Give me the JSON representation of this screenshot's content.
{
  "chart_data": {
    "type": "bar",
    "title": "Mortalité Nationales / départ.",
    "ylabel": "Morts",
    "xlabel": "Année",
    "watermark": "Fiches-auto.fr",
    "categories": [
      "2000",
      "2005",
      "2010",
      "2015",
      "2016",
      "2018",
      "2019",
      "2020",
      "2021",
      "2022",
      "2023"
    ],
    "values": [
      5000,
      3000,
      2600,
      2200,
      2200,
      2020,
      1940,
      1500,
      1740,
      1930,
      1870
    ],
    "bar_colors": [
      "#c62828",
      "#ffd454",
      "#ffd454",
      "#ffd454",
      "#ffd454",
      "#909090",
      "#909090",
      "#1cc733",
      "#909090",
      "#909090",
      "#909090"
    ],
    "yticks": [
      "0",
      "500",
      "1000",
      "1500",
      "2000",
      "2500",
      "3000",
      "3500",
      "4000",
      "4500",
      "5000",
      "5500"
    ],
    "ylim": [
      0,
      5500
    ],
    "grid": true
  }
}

+---+

*Written exercise*.
Set down the listing in full, keeping every word exactly as it is.

*Problem solution*.
Give me the JSON representation of this screenshot's content.
{
  "chart_data": {
    "type": "bar",
    "title": "Mortalité Nationales / départ.",
    "ylabel": "Morts",
    "xlabel": "Année",
    "watermark": "Fiches-auto.fr",
    "categories": [
      "2000",
      "2005",
      "2010",
      "2015",
      "2016",
      "2018",
      "2019",
      "2020",
      "2021",
      "2022",
      "2023"
    ],
    "values": [
      5000,
      3000,
      2600,
      2200,
      2200,
      2020,
      1940,
      1500,
      1740,
      1930,
      1870
    ],
    "bar_colors": [
      "#c62828",
      "#ffd454",
      "#ffd454",
      "#ffd454",
      "#ffd454",
      "#909090",
      "#909090",
      "#1cc733",
      "#909090",
      "#909090",
      "#909090"
    ],
    "yticks": [
      "0",
      "500",
      "1000",
      "1500",
      "2000",
      "2500",
      "3000",
      "3500",
      "4000",
      "4500",
      "5000",
      "5500"
    ],
    "ylim": [
      0,
      5500
    ],
    "grid": true
  }
}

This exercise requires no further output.